- _Data excerpts_:
+++

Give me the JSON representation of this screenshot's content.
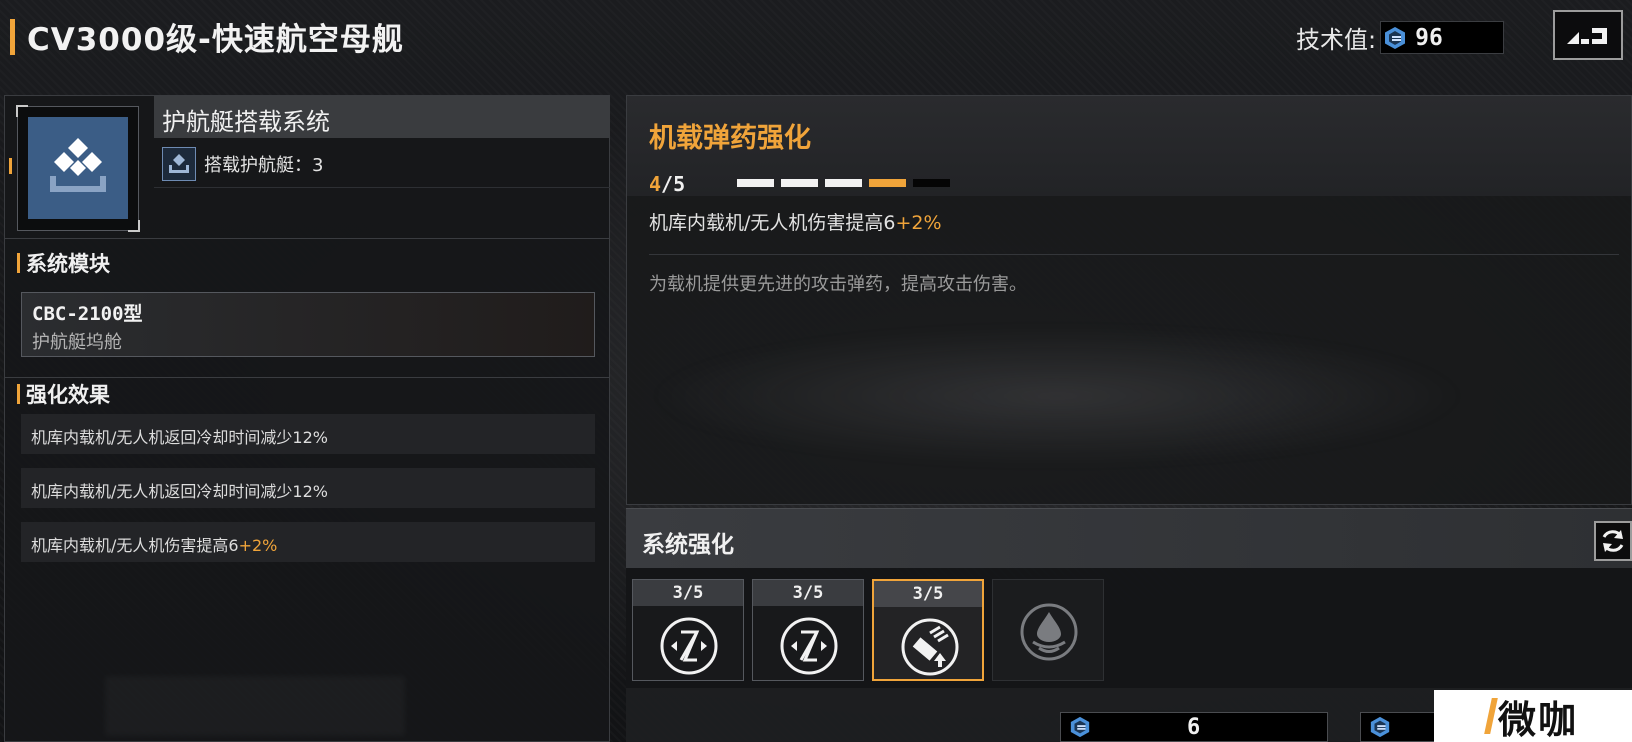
{
  "header": {
    "title": "CV3000级-快速航空母舰",
    "tech_label": "技术值:",
    "tech_value": "96"
  },
  "left_panel": {
    "system_name": "护航艇搭载系统",
    "carry_label": "搭载护航艇：3",
    "modules_heading": "系统模块",
    "module": {
      "name": "CBC-2100型",
      "sub": "护航艇坞舱"
    },
    "effects_heading": "强化效果",
    "effects": [
      {
        "text": "机库内载机/无人机返回冷却时间减少12%",
        "plus": ""
      },
      {
        "text": "机库内载机/无人机返回冷却时间减少12%",
        "plus": ""
      },
      {
        "text": "机库内载机/无人机伤害提高6",
        "plus": "+2%"
      }
    ]
  },
  "detail": {
    "title": "机载弹药强化",
    "level_current": "4",
    "level_rest": "/5",
    "progress": {
      "filled": 3,
      "next": 1,
      "total": 5
    },
    "effect_text": "机库内载机/无人机伤害提高6",
    "effect_plus": "+2%",
    "description": "为载机提供更先进的攻击弹药，提高攻击伤害。"
  },
  "enhance": {
    "title": "系统强化",
    "slots": [
      {
        "count": "3/5",
        "icon": "cooldown-reduction-icon",
        "state": "normal"
      },
      {
        "count": "3/5",
        "icon": "cooldown-reduction-icon",
        "state": "normal"
      },
      {
        "count": "3/5",
        "icon": "ammo-upgrade-icon",
        "state": "selected"
      },
      {
        "count": "",
        "icon": "locked-drop-icon",
        "state": "locked"
      }
    ]
  },
  "costs": [
    {
      "icon": "tech-gem-icon",
      "value": "6"
    },
    {
      "icon": "tech-gem-icon",
      "value": ""
    }
  ],
  "watermark": {
    "text": "微咖"
  },
  "colors": {
    "accent": "#f0a43a",
    "panel": "#18191b",
    "icon_blue": "#3b5d86",
    "gem_blue": "#4a90d9"
  }
}
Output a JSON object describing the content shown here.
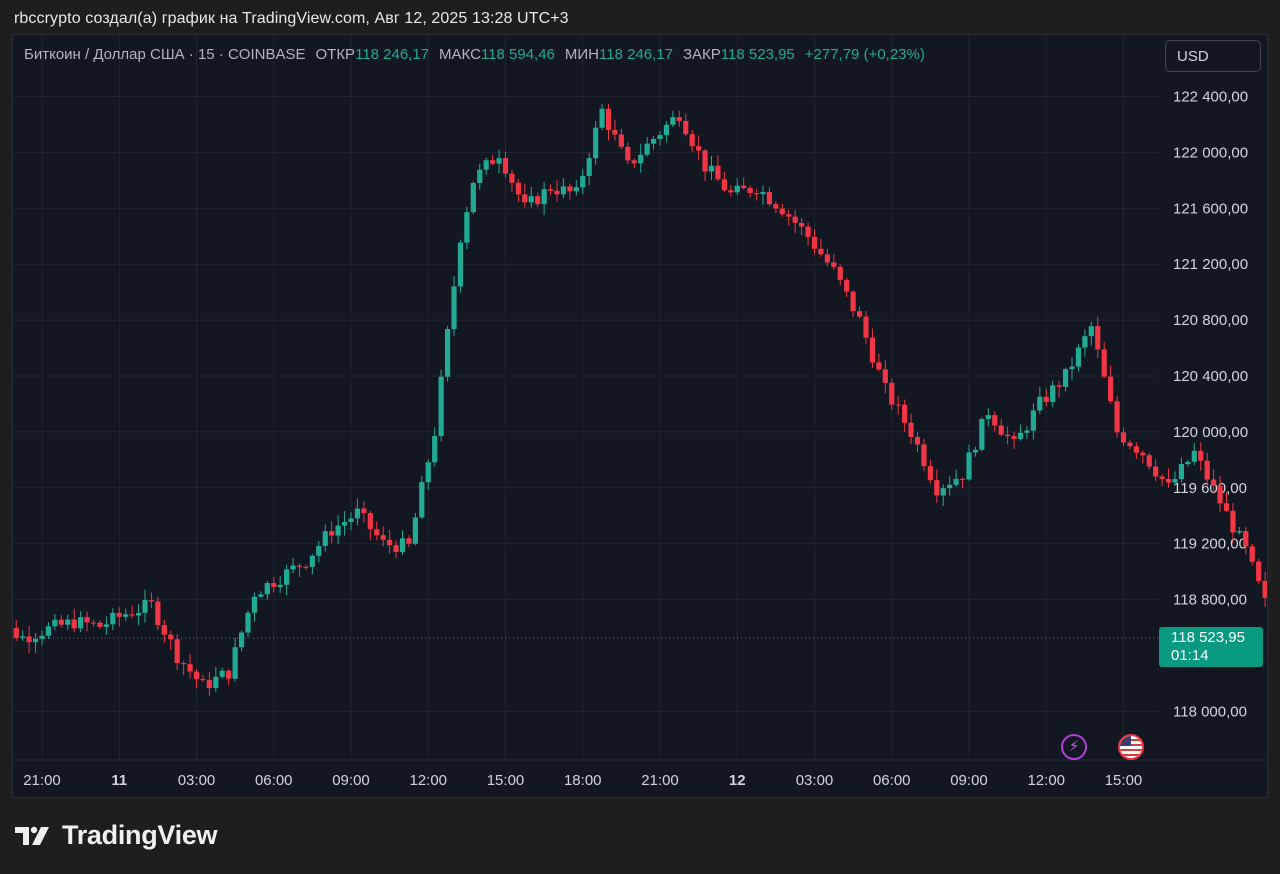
{
  "caption": "rbccrypto создал(а) график на TradingView.com, Авг 12, 2025 13:28 UTC+3",
  "legend": {
    "symbol": "Биткоин / Доллар США · 15 · COINBASE",
    "open_label": "ОТКР",
    "open_value": "118 246,17",
    "high_label": "МАКС",
    "high_value": "118 594,46",
    "low_label": "МИН",
    "low_value": "118 246,17",
    "close_label": "ЗАКР",
    "close_value": "118 523,95",
    "change": "+277,79 (+0,23%)"
  },
  "currency_button": "USD",
  "last_price": {
    "value": "118 523,95",
    "countdown": "01:14"
  },
  "brand": "TradingView",
  "icons": {
    "bolt": "lightning-bolt-icon",
    "flag": "us-flag-icon",
    "logo": "tradingview-logo-icon"
  },
  "colors": {
    "up": "#22ab94",
    "down": "#f23645",
    "background": "#131722",
    "grid": "#222632",
    "last_price_bg": "#089981"
  },
  "chart_data": {
    "type": "candlestick",
    "y_tick_labels": [
      "122 400,00",
      "122 000,00",
      "121 600,00",
      "121 200,00",
      "120 800,00",
      "120 400,00",
      "120 000,00",
      "119 600,00",
      "119 200,00",
      "118 800,00",
      "118 000,00"
    ],
    "x_tick_labels": [
      "21:00",
      "11",
      "03:00",
      "06:00",
      "09:00",
      "12:00",
      "15:00",
      "18:00",
      "21:00",
      "12",
      "03:00",
      "06:00",
      "09:00",
      "12:00",
      "15:00"
    ],
    "ylim": [
      117700,
      122900
    ],
    "last_price": 118523.95,
    "bar_interval_min": 15,
    "x_start_hour": 18.75,
    "open_ref": 118680,
    "close_path": [
      118680,
      118530,
      118590,
      118640,
      118610,
      118700,
      118760,
      118400,
      118180,
      118280,
      118850,
      118960,
      119080,
      119300,
      119420,
      119200,
      119180,
      120000,
      121400,
      121800,
      122000,
      121600,
      121750,
      121700,
      122300,
      121900,
      122100,
      122280,
      121900,
      121700,
      121750,
      121600,
      121400,
      121150,
      120800,
      120300,
      120000,
      119600,
      119700,
      120150,
      119900,
      120200,
      120400,
      120750,
      120000,
      119850,
      119600,
      119850,
      119500,
      119150,
      118650,
      118850,
      118800,
      118550,
      118200,
      118700,
      118800,
      118650,
      118700,
      118900,
      118950,
      118950,
      119000,
      118850,
      118950,
      118800,
      118750,
      118800,
      118950,
      119100,
      118800,
      118850,
      118950,
      118680,
      118380,
      118470
    ],
    "path_bars": [
      0,
      6,
      10,
      14,
      18,
      22,
      26,
      30,
      34,
      38,
      42,
      46,
      50,
      54,
      58,
      62,
      66,
      70,
      74,
      76,
      80,
      84,
      88,
      92,
      96,
      100,
      104,
      108,
      112,
      116,
      120,
      124,
      128,
      132,
      136,
      140,
      144,
      148,
      152,
      156,
      160,
      164,
      168,
      172,
      176,
      180,
      184,
      188,
      192,
      196,
      200,
      204,
      208,
      212,
      216,
      220,
      224,
      228,
      232,
      236,
      240,
      244,
      248,
      252,
      256,
      260,
      264,
      268,
      272,
      276,
      280,
      284,
      288,
      292,
      296,
      298
    ]
  }
}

+++

- _Do this_: Quote everything in the listing above exactly; pictures are the only thing to omit.

- _Exercise solution_:
Give me the JSON representation of this screenshot's content.
{
  "header": {
    "title": "CV3000级-快速航空母舰",
    "tech_label": "技术值:",
    "tech_value": "96"
  },
  "left_panel": {
    "system_name": "护航艇搭载系统",
    "carry_label": "搭载护航艇：3",
    "modules_heading": "系统模块",
    "module": {
      "name": "CBC-2100型",
      "sub": "护航艇坞舱"
    },
    "effects_heading": "强化效果",
    "effects": [
      {
        "text": "机库内载机/无人机返回冷却时间减少12%",
        "plus": ""
      },
      {
        "text": "机库内载机/无人机返回冷却时间减少12%",
        "plus": ""
      },
      {
        "text": "机库内载机/无人机伤害提高6",
        "plus": "+2%"
      }
    ]
  },
  "detail": {
    "title": "机载弹药强化",
    "level_current": "4",
    "level_rest": "/5",
    "progress": {
      "filled": 3,
      "next": 1,
      "total": 5
    },
    "effect_text": "机库内载机/无人机伤害提高6",
    "effect_plus": "+2%",
    "description": "为载机提供更先进的攻击弹药，提高攻击伤害。"
  },
  "enhance": {
    "title": "系统强化",
    "slots": [
      {
        "count": "3/5",
        "icon": "cooldown-reduction-icon",
        "state": "normal"
      },
      {
        "count": "3/5",
        "icon": "cooldown-reduction-icon",
        "state": "normal"
      },
      {
        "count": "3/5",
        "icon": "ammo-upgrade-icon",
        "state": "selected"
      },
      {
        "count": "",
        "icon": "locked-drop-icon",
        "state": "locked"
      }
    ]
  },
  "costs": [
    {
      "icon": "tech-gem-icon",
      "value": "6"
    },
    {
      "icon": "tech-gem-icon",
      "value": ""
    }
  ],
  "watermark": {
    "text": "微咖"
  },
  "colors": {
    "accent": "#f0a43a",
    "panel": "#18191b",
    "icon_blue": "#3b5d86",
    "gem_blue": "#4a90d9"
  }
}
Output a JSON object describing the content shown here.
{
  "caption": "rbccrypto создал(а) график на TradingView.com, Авг 12, 2025 13:28 UTC+3",
  "legend": {
    "symbol": "Биткоин / Доллар США · 15 · COINBASE",
    "open_label": "ОТКР",
    "open_value": "118 246,17",
    "high_label": "МАКС",
    "high_value": "118 594,46",
    "low_label": "МИН",
    "low_value": "118 246,17",
    "close_label": "ЗАКР",
    "close_value": "118 523,95",
    "change": "+277,79 (+0,23%)"
  },
  "currency_button": "USD",
  "last_price": {
    "value": "118 523,95",
    "countdown": "01:14"
  },
  "brand": "TradingView",
  "icons": {
    "bolt": "lightning-bolt-icon",
    "flag": "us-flag-icon",
    "logo": "tradingview-logo-icon"
  },
  "colors": {
    "up": "#22ab94",
    "down": "#f23645",
    "background": "#131722",
    "grid": "#222632",
    "last_price_bg": "#089981"
  },
  "chart_data": {
    "type": "candlestick",
    "y_tick_labels": [
      "122 400,00",
      "122 000,00",
      "121 600,00",
      "121 200,00",
      "120 800,00",
      "120 400,00",
      "120 000,00",
      "119 600,00",
      "119 200,00",
      "118 800,00",
      "118 000,00"
    ],
    "x_tick_labels": [
      "21:00",
      "11",
      "03:00",
      "06:00",
      "09:00",
      "12:00",
      "15:00",
      "18:00",
      "21:00",
      "12",
      "03:00",
      "06:00",
      "09:00",
      "12:00",
      "15:00"
    ],
    "ylim": [
      117700,
      122900
    ],
    "last_price": 118523.95,
    "bar_interval_min": 15,
    "x_start_hour": 18.75,
    "open_ref": 118680,
    "close_path": [
      118680,
      118530,
      118590,
      118640,
      118610,
      118700,
      118760,
      118400,
      118180,
      118280,
      118850,
      118960,
      119080,
      119300,
      119420,
      119200,
      119180,
      120000,
      121400,
      121800,
      122000,
      121600,
      121750,
      121700,
      122300,
      121900,
      122100,
      122280,
      121900,
      121700,
      121750,
      121600,
      121400,
      121150,
      120800,
      120300,
      120000,
      119600,
      119700,
      120150,
      119900,
      120200,
      120400,
      120750,
      120000,
      119850,
      119600,
      119850,
      119500,
      119150,
      118650,
      118850,
      118800,
      118550,
      118200,
      118700,
      118800,
      118650,
      118700,
      118900,
      118950,
      118950,
      119000,
      118850,
      118950,
      118800,
      118750,
      118800,
      118950,
      119100,
      118800,
      118850,
      118950,
      118680,
      118380,
      118470
    ],
    "path_bars": [
      0,
      6,
      10,
      14,
      18,
      22,
      26,
      30,
      34,
      38,
      42,
      46,
      50,
      54,
      58,
      62,
      66,
      70,
      74,
      76,
      80,
      84,
      88,
      92,
      96,
      100,
      104,
      108,
      112,
      116,
      120,
      124,
      128,
      132,
      136,
      140,
      144,
      148,
      152,
      156,
      160,
      164,
      168,
      172,
      176,
      180,
      184,
      188,
      192,
      196,
      200,
      204,
      208,
      212,
      216,
      220,
      224,
      228,
      232,
      236,
      240,
      244,
      248,
      252,
      256,
      260,
      264,
      268,
      272,
      276,
      280,
      284,
      288,
      292,
      296,
      298
    ]
  }
}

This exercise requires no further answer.